Available data |
+++

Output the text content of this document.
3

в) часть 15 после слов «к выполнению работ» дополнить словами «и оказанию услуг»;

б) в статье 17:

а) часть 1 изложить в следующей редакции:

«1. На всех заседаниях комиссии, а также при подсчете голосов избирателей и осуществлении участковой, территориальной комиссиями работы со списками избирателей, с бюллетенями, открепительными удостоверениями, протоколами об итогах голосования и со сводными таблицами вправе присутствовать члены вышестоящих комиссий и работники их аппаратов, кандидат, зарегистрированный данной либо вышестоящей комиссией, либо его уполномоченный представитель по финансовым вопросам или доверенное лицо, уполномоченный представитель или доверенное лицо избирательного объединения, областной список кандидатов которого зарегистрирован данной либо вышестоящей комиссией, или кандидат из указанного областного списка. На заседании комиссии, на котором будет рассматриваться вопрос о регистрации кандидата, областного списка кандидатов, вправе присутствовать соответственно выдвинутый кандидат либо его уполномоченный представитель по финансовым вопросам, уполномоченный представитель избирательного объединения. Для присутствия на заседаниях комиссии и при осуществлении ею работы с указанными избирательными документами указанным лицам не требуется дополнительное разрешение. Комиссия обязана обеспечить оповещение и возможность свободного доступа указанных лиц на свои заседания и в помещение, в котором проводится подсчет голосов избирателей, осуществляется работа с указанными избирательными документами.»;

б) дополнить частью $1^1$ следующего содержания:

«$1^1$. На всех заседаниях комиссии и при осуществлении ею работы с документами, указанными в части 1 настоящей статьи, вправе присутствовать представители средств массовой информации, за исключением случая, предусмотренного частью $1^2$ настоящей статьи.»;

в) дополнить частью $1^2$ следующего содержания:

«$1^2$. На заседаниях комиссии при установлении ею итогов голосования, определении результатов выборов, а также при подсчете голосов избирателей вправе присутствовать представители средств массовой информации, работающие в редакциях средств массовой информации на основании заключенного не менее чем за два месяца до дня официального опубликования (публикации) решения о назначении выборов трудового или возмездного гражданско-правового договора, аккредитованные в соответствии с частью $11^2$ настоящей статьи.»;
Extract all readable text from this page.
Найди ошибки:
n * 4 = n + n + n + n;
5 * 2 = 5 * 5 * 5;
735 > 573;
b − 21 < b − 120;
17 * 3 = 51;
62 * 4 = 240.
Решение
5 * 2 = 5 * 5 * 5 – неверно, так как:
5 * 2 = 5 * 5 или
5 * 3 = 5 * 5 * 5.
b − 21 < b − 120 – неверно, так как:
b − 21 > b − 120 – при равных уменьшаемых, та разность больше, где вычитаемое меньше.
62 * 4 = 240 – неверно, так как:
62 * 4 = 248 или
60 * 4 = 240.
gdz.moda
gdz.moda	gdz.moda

+++

What the exercise asks | Tally the lines above that contain the word "this", and reply with only the number.

Exercise output | 2